WHAT YOU HAVE TO DO: Where "adjuvant" occurs in a line of the entries below, copy that line.

INPUT DATA:
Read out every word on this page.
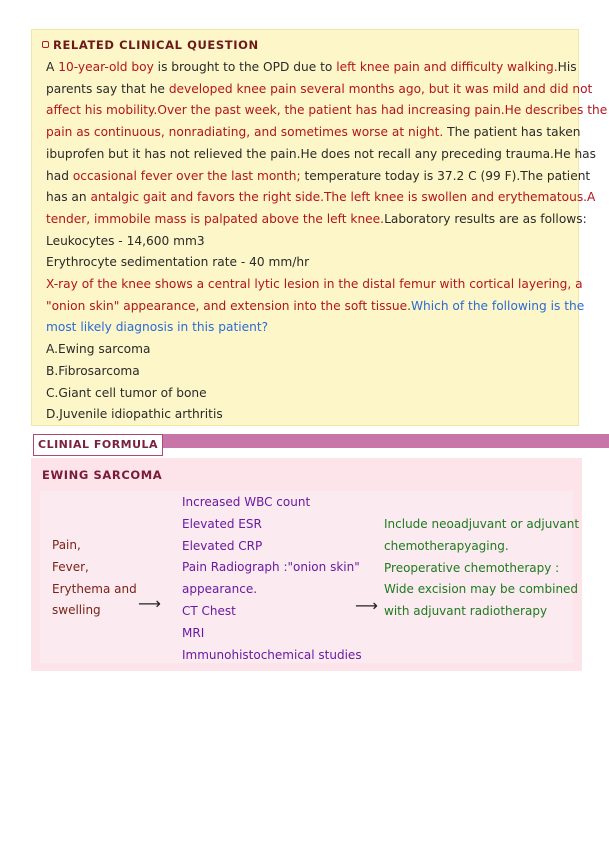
RELATED CLINICAL QUESTION
A 10-year-old boy is brought to the OPD due to left knee pain and difficulty walking.His
parents say that he developed knee pain several months ago, but it was mild and did not
affect his mobility.Over the past week, the patient has had increasing pain.He describes the
pain as continuous, nonradiating, and sometimes worse at night. The patient has taken
ibuprofen but it has not relieved the pain.He does not recall any preceding trauma.He has
had occasional fever over the last month; temperature today is 37.2 C (99 F).The patient
has an antalgic gait and favors the right side.The left knee is swollen and erythematous.A
tender, immobile mass is palpated above the left knee.Laboratory results are as follows:
Leukocytes - 14,600 mm3
Erythrocyte sedimentation rate - 40 mm/hr
X-ray of the knee shows a central lytic lesion in the distal femur with cortical layering, a
"onion skin" appearance, and extension into the soft tissue.Which of the following is the
most likely diagnosis in this patient?
A.Ewing sarcoma
B.Fibrosarcoma
C.Giant cell tumor of bone
D.Juvenile idiopathic arthritis
CLINIAL FORMULA
EWING SARCOMA
Pain,
Fever,
Erythema and
swelling	⟶
Increased WBC count
Elevated ESR
Elevated CRP
Pain Radiograph :"onion skin"
appearance.
CT Chest
MRI
Immunohistochemical studies
⟶
Include neoadjuvant or adjuvant
chemotherapyaging.
Preoperative chemotherapy :
Wide excision may be combined
with adjuvant radiotherapy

WRITTEN RESPONSE:
Include neoadjuvant or adjuvant
with adjuvant radiotherapy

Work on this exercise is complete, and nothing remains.